(Raw records)
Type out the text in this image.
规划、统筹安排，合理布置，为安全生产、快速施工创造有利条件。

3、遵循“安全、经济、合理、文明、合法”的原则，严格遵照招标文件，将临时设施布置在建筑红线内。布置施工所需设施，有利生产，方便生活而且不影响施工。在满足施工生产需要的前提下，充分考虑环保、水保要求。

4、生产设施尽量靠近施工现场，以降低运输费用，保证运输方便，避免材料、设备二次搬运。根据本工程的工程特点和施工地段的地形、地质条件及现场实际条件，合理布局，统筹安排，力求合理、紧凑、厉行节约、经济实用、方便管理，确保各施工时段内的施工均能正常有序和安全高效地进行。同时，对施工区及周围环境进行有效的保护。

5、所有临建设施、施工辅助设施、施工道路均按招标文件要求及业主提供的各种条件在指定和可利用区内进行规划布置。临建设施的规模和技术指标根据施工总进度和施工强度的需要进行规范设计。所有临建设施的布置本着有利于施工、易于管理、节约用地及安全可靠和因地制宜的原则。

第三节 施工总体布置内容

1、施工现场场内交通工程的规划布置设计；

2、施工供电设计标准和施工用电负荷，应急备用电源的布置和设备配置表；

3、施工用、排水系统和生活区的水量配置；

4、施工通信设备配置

(Set exercise) Output the listing above word for word.

(Solution to the exercise)
Type out the text in this image.
规划、统筹安排，合理布置，为安全生产、快速施工创造有利条件。

3、遵循“安全、经济、合理、文明、合法”的原则，严格遵照招标文件，将临时设施布置在建筑红线内。布置施工所需设施，有利生产，方便生活而且不影响施工。在满足施工生产需要的前提下，充分考虑环保、水保要求。

4、生产设施尽量靠近施工现场，以降低运输费用，保证运输方便，避免材料、设备二次搬运。根据本工程的工程特点和施工地段的地形、地质条件及现场实际条件，合理布局，统筹安排，力求合理、紧凑、厉行节约、经济实用、方便管理，确保各施工时段内的施工均能正常有序和安全高效地进行。同时，对施工区及周围环境进行有效的保护。

5、所有临建设施、施工辅助设施、施工道路均按招标文件要求及业主提供的各种条件在指定和可利用区内进行规划布置。临建设施的规模和技术指标根据施工总进度和施工强度的需要进行规范设计。所有临建设施的布置本着有利于施工、易于管理、节约用地及安全可靠和因地制宜的原则。

第三节 施工总体布置内容

1、施工现场场内交通工程的规划布置设计；

2、施工供电设计标准和施工用电负荷，应急备用电源的布置和设备配置表；

3、施工用、排水系统和生活区的水量配置；

4、施工通信设备配置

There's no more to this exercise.